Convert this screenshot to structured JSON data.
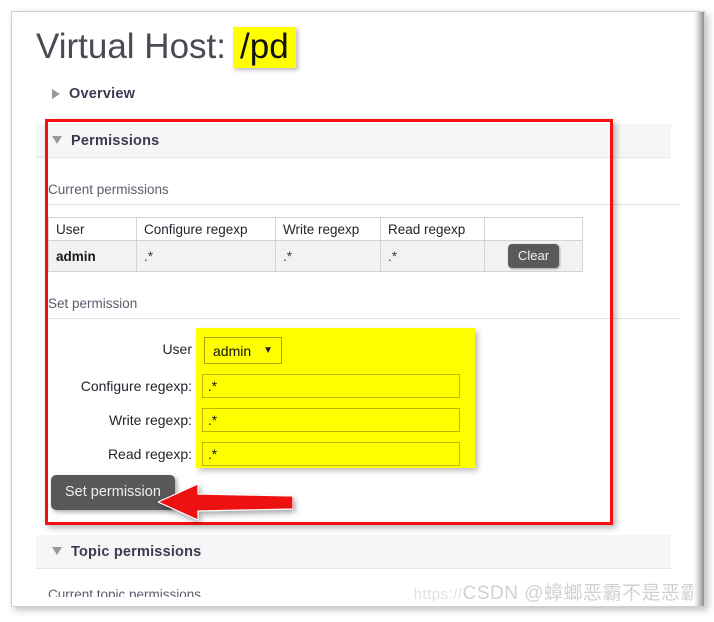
{
  "page": {
    "title_prefix": "Virtual Host:",
    "vhost_name": "/pd"
  },
  "overview": {
    "label": "Overview",
    "icon": "triangle-right-icon",
    "expanded": false
  },
  "permissions_section": {
    "label": "Permissions",
    "icon": "triangle-down-icon",
    "expanded": true,
    "current_permissions_label": "Current permissions",
    "table": {
      "columns": [
        "User",
        "Configure regexp",
        "Write regexp",
        "Read regexp",
        ""
      ],
      "rows": [
        {
          "user": "admin",
          "configure_regexp": ".*",
          "write_regexp": ".*",
          "read_regexp": ".*",
          "action_label": "Clear"
        }
      ]
    },
    "set_permission_label": "Set permission",
    "form": {
      "user_label": "User",
      "user_value": "admin",
      "user_caret_icon": "chevron-down-icon",
      "configure_label": "Configure regexp:",
      "configure_value": ".*",
      "write_label": "Write regexp:",
      "write_value": ".*",
      "read_label": "Read regexp:",
      "read_value": ".*",
      "submit_label": "Set permission"
    }
  },
  "topic_permissions_section": {
    "label": "Topic permissions",
    "icon": "triangle-down-icon",
    "expanded": true,
    "current_topic_permissions_label": "Current topic permissions"
  },
  "annotations": {
    "highlight_color": "#ffff00",
    "box_color": "#f51111",
    "arrow_color": "#ee1111",
    "arrow_direction": "left"
  },
  "watermark": {
    "url": "https://",
    "text": "CSDN @蟑螂恶霸不是恶霸"
  }
}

.....

• [REQUEST] Retype the whole listing exactly and leave the pictures out.

• [TASK RESULT]
Convert this screenshot to structured JSON data.
{
  "page": {
    "title_prefix": "Virtual Host:",
    "vhost_name": "/pd"
  },
  "overview": {
    "label": "Overview",
    "icon": "triangle-right-icon",
    "expanded": false
  },
  "permissions_section": {
    "label": "Permissions",
    "icon": "triangle-down-icon",
    "expanded": true,
    "current_permissions_label": "Current permissions",
    "table": {
      "columns": [
        "User",
        "Configure regexp",
        "Write regexp",
        "Read regexp",
        ""
      ],
      "rows": [
        {
          "user": "admin",
          "configure_regexp": ".*",
          "write_regexp": ".*",
          "read_regexp": ".*",
          "action_label": "Clear"
        }
      ]
    },
    "set_permission_label": "Set permission",
    "form": {
      "user_label": "User",
      "user_value": "admin",
      "user_caret_icon": "chevron-down-icon",
      "configure_label": "Configure regexp:",
      "configure_value": ".*",
      "write_label": "Write regexp:",
      "write_value": ".*",
      "read_label": "Read regexp:",
      "read_value": ".*",
      "submit_label": "Set permission"
    }
  },
  "topic_permissions_section": {
    "label": "Topic permissions",
    "icon": "triangle-down-icon",
    "expanded": true,
    "current_topic_permissions_label": "Current topic permissions"
  },
  "annotations": {
    "highlight_color": "#ffff00",
    "box_color": "#f51111",
    "arrow_color": "#ee1111",
    "arrow_direction": "left"
  },
  "watermark": {
    "url": "https://",
    "text": "CSDN @蟑螂恶霸不是恶霸"
  }
}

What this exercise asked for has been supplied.